EXERCISE AIM:
Word for word, restate every line of the listing that follows.

RECORDS TO PROCESS:

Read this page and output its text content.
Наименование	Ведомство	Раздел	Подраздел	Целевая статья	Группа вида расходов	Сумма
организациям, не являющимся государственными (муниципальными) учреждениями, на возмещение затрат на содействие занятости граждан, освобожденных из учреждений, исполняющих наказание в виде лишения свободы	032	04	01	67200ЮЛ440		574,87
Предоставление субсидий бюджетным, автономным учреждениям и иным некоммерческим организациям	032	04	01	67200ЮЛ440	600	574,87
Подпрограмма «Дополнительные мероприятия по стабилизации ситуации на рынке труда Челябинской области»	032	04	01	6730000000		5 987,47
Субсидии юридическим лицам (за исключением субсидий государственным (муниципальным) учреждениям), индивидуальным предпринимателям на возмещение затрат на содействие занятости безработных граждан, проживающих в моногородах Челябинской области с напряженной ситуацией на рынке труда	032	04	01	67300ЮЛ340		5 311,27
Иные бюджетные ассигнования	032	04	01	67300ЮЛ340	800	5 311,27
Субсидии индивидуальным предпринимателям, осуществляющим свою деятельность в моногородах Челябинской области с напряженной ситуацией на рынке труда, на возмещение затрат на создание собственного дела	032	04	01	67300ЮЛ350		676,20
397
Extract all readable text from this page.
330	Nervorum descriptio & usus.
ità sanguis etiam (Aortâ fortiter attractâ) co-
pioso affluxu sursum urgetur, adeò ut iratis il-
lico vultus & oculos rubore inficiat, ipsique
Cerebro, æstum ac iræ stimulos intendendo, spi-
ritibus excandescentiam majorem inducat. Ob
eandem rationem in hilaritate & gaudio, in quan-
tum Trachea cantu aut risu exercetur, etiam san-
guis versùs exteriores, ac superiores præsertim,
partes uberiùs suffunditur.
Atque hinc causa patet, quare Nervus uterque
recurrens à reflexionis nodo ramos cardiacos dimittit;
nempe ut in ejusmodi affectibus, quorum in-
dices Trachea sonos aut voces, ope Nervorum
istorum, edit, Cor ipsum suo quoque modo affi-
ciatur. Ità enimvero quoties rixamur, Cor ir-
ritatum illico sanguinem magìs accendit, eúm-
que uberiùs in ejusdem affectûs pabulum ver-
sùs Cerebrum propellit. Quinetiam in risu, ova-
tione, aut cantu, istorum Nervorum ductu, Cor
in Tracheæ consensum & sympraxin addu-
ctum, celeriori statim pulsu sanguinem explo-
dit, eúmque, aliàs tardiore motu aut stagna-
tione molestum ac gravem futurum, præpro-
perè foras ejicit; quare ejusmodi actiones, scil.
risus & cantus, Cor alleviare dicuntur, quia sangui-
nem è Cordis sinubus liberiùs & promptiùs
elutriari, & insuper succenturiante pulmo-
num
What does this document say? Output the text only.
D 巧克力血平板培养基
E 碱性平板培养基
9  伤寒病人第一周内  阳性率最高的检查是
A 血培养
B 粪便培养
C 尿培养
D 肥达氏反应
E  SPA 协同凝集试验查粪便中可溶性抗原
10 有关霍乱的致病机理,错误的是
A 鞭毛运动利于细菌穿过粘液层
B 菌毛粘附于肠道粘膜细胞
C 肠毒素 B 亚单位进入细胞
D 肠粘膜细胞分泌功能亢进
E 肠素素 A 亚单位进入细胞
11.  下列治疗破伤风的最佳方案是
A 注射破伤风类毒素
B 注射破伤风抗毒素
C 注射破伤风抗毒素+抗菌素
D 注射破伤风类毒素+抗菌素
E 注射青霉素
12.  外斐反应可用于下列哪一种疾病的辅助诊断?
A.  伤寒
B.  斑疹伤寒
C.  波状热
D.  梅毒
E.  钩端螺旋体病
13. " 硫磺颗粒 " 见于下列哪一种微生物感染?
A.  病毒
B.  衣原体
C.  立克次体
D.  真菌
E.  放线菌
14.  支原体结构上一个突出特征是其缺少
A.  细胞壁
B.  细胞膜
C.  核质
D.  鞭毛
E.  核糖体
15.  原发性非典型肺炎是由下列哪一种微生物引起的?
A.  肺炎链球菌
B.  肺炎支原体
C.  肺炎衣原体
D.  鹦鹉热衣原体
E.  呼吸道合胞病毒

FULL ANSWER:
Read this page and output its text content.
Наименование	Ведомство	Раздел	Подраздел	Целевая статья	Группа вида расходов	Сумма
организациям, не являющимся государственными (муниципальными) учреждениями, на возмещение затрат на содействие занятости граждан, освобожденных из учреждений, исполняющих наказание в виде лишения свободы	032	04	01	67200ЮЛ440		574,87
Предоставление субсидий бюджетным, автономным учреждениям и иным некоммерческим организациям	032	04	01	67200ЮЛ440	600	574,87
Подпрограмма «Дополнительные мероприятия по стабилизации ситуации на рынке труда Челябинской области»	032	04	01	6730000000		5 987,47
Субсидии юридическим лицам (за исключением субсидий государственным (муниципальным) учреждениям), индивидуальным предпринимателям на возмещение затрат на содействие занятости безработных граждан, проживающих в моногородах Челябинской области с напряженной ситуацией на рынке труда	032	04	01	67300ЮЛ340		5 311,27
Иные бюджетные ассигнования	032	04	01	67300ЮЛ340	800	5 311,27
Субсидии индивидуальным предпринимателям, осуществляющим свою деятельность в моногородах Челябинской области с напряженной ситуацией на рынке труда, на возмещение затрат на создание собственного дела	032	04	01	67300ЮЛ350		676,20
397
Extract all readable text from this page.
330	Nervorum descriptio & usus.
ità sanguis etiam (Aortâ fortiter attractâ) co-
pioso affluxu sursum urgetur, adeò ut iratis il-
lico vultus & oculos rubore inficiat, ipsique
Cerebro, æstum ac iræ stimulos intendendo, spi-
ritibus excandescentiam majorem inducat. Ob
eandem rationem in hilaritate & gaudio, in quan-
tum Trachea cantu aut risu exercetur, etiam san-
guis versùs exteriores, ac superiores præsertim,
partes uberiùs suffunditur.
Atque hinc causa patet, quare Nervus uterque
recurrens à reflexionis nodo ramos cardiacos dimittit;
nempe ut in ejusmodi affectibus, quorum in-
dices Trachea sonos aut voces, ope Nervorum
istorum, edit, Cor ipsum suo quoque modo affi-
ciatur. Ità enimvero quoties rixamur, Cor ir-
ritatum illico sanguinem magìs accendit, eúm-
que uberiùs in ejusdem affectûs pabulum ver-
sùs Cerebrum propellit. Quinetiam in risu, ova-
tione, aut cantu, istorum Nervorum ductu, Cor
in Tracheæ consensum & sympraxin addu-
ctum, celeriori statim pulsu sanguinem explo-
dit, eúmque, aliàs tardiore motu aut stagna-
tione molestum ac gravem futurum, præpro-
perè foras ejicit; quare ejusmodi actiones, scil.
risus & cantus, Cor alleviare dicuntur, quia sangui-
nem è Cordis sinubus liberiùs & promptiùs
elutriari, & insuper succenturiante pulmo-
num
What does this document say? Output the text only.
D 巧克力血平板培养基
E 碱性平板培养基
9  伤寒病人第一周内  阳性率最高的检查是
A 血培养
B 粪便培养
C 尿培养
D 肥达氏反应
E  SPA 协同凝集试验查粪便中可溶性抗原
10 有关霍乱的致病机理,错误的是
A 鞭毛运动利于细菌穿过粘液层
B 菌毛粘附于肠道粘膜细胞
C 肠毒素 B 亚单位进入细胞
D 肠粘膜细胞分泌功能亢进
E 肠素素 A 亚单位进入细胞
11.  下列治疗破伤风的最佳方案是
A 注射破伤风类毒素
B 注射破伤风抗毒素
C 注射破伤风抗毒素+抗菌素
D 注射破伤风类毒素+抗菌素
E 注射青霉素
12.  外斐反应可用于下列哪一种疾病的辅助诊断?
A.  伤寒
B.  斑疹伤寒
C.  波状热
D.  梅毒
E.  钩端螺旋体病
13. " 硫磺颗粒 " 见于下列哪一种微生物感染?
A.  病毒
B.  衣原体
C.  立克次体
D.  真菌
E.  放线菌
14.  支原体结构上一个突出特征是其缺少
A.  细胞壁
B.  细胞膜
C.  核质
D.  鞭毛
E.  核糖体
15.  原发性非典型肺炎是由下列哪一种微生物引起的?
A.  肺炎链球菌
B.  肺炎支原体
C.  肺炎衣原体
D.  鹦鹉热衣原体
E.  呼吸道合胞病毒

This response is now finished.